start DATA RECORDS
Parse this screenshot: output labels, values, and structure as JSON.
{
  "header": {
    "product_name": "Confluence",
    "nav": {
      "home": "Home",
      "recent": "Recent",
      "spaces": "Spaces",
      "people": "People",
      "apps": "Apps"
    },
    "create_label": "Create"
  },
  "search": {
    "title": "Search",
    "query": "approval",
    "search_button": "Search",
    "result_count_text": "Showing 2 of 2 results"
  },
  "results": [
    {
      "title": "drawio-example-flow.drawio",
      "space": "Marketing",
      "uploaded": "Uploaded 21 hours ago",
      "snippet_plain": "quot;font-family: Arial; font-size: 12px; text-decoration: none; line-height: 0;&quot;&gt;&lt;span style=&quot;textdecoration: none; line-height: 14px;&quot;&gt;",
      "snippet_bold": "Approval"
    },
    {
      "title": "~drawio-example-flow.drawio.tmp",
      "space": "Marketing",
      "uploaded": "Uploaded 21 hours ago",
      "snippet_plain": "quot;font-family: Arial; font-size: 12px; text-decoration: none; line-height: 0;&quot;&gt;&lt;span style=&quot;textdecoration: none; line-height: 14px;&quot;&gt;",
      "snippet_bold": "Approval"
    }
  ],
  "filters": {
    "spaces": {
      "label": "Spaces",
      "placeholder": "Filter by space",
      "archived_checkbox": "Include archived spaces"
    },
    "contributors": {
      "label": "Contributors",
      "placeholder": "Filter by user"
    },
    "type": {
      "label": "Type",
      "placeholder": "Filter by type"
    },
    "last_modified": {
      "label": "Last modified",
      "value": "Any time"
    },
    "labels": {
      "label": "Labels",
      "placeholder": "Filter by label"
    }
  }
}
end DATA RECORDS
## THE REQUEST
Type the whole listing again, unaltered.

## WORKED ANSWER
Parse this screenshot: output labels, values, and structure as JSON.
{
  "header": {
    "product_name": "Confluence",
    "nav": {
      "home": "Home",
      "recent": "Recent",
      "spaces": "Spaces",
      "people": "People",
      "apps": "Apps"
    },
    "create_label": "Create"
  },
  "search": {
    "title": "Search",
    "query": "approval",
    "search_button": "Search",
    "result_count_text": "Showing 2 of 2 results"
  },
  "results": [
    {
      "title": "drawio-example-flow.drawio",
      "space": "Marketing",
      "uploaded": "Uploaded 21 hours ago",
      "snippet_plain": "quot;font-family: Arial; font-size: 12px; text-decoration: none; line-height: 0;&quot;&gt;&lt;span style=&quot;textdecoration: none; line-height: 14px;&quot;&gt;",
      "snippet_bold": "Approval"
    },
    {
      "title": "~drawio-example-flow.drawio.tmp",
      "space": "Marketing",
      "uploaded": "Uploaded 21 hours ago",
      "snippet_plain": "quot;font-family: Arial; font-size: 12px; text-decoration: none; line-height: 0;&quot;&gt;&lt;span style=&quot;textdecoration: none; line-height: 14px;&quot;&gt;",
      "snippet_bold": "Approval"
    }
  ],
  "filters": {
    "spaces": {
      "label": "Spaces",
      "placeholder": "Filter by space",
      "archived_checkbox": "Include archived spaces"
    },
    "contributors": {
      "label": "Contributors",
      "placeholder": "Filter by user"
    },
    "type": {
      "label": "Type",
      "placeholder": "Filter by type"
    },
    "last_modified": {
      "label": "Last modified",
      "value": "Any time"
    },
    "labels": {
      "label": "Labels",
      "placeholder": "Filter by label"
    }
  }
}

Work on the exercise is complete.